- **What is being asked**: Reproduce each line exactly. Skip none.
##### Data for processing #####
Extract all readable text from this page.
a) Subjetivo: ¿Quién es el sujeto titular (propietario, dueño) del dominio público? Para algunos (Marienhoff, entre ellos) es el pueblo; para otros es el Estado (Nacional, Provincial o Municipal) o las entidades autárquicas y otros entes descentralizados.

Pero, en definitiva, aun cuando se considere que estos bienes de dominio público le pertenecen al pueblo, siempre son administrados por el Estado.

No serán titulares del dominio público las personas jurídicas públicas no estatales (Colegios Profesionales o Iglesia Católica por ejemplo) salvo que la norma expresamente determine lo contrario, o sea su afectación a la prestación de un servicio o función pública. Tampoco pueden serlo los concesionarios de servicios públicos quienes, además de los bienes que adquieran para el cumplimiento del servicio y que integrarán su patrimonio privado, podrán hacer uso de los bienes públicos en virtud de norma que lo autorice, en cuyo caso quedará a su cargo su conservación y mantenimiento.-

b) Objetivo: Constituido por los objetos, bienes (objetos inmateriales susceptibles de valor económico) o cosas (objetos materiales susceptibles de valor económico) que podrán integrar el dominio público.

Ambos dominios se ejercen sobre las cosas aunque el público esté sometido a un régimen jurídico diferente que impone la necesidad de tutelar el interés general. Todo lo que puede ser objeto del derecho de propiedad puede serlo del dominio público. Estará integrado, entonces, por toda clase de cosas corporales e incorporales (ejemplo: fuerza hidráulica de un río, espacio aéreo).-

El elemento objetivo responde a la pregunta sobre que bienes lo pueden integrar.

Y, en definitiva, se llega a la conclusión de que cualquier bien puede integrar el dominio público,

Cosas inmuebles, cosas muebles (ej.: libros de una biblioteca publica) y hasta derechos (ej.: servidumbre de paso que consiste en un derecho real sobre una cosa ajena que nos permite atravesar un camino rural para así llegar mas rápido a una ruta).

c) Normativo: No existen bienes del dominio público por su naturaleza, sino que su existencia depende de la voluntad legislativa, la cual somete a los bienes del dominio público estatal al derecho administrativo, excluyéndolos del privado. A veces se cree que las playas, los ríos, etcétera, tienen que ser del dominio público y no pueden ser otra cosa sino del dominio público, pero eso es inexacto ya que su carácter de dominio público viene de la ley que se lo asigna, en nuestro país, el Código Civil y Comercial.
#####
- **Answer**:
Extract all readable text from this page.
a) Subjetivo: ¿Quién es el sujeto titular (propietario, dueño) del dominio público? Para algunos (Marienhoff, entre ellos) es el pueblo; para otros es el Estado (Nacional, Provincial o Municipal) o las entidades autárquicas y otros entes descentralizados.

Pero, en definitiva, aun cuando se considere que estos bienes de dominio público le pertenecen al pueblo, siempre son administrados por el Estado.

No serán titulares del dominio público las personas jurídicas públicas no estatales (Colegios Profesionales o Iglesia Católica por ejemplo) salvo que la norma expresamente determine lo contrario, o sea su afectación a la prestación de un servicio o función pública. Tampoco pueden serlo los concesionarios de servicios públicos quienes, además de los bienes que adquieran para el cumplimiento del servicio y que integrarán su patrimonio privado, podrán hacer uso de los bienes públicos en virtud de norma que lo autorice, en cuyo caso quedará a su cargo su conservación y mantenimiento.-

b) Objetivo: Constituido por los objetos, bienes (objetos inmateriales susceptibles de valor económico) o cosas (objetos materiales susceptibles de valor económico) que podrán integrar el dominio público.

Ambos dominios se ejercen sobre las cosas aunque el público esté sometido a un régimen jurídico diferente que impone la necesidad de tutelar el interés general. Todo lo que puede ser objeto del derecho de propiedad puede serlo del dominio público. Estará integrado, entonces, por toda clase de cosas corporales e incorporales (ejemplo: fuerza hidráulica de un río, espacio aéreo).-

El elemento objetivo responde a la pregunta sobre que bienes lo pueden integrar.

Y, en definitiva, se llega a la conclusión de que cualquier bien puede integrar el dominio público,

Cosas inmuebles, cosas muebles (ej.: libros de una biblioteca publica) y hasta derechos (ej.: servidumbre de paso que consiste en un derecho real sobre una cosa ajena que nos permite atravesar un camino rural para así llegar mas rápido a una ruta).

c) Normativo: No existen bienes del dominio público por su naturaleza, sino que su existencia depende de la voluntad legislativa, la cual somete a los bienes del dominio público estatal al derecho administrativo, excluyéndolos del privado. A veces se cree que las playas, los ríos, etcétera, tienen que ser del dominio público y no pueden ser otra cosa sino del dominio público, pero eso es inexacto ya que su carácter de dominio público viene de la ley que se lo asigna, en nuestro país, el Código Civil y Comercial.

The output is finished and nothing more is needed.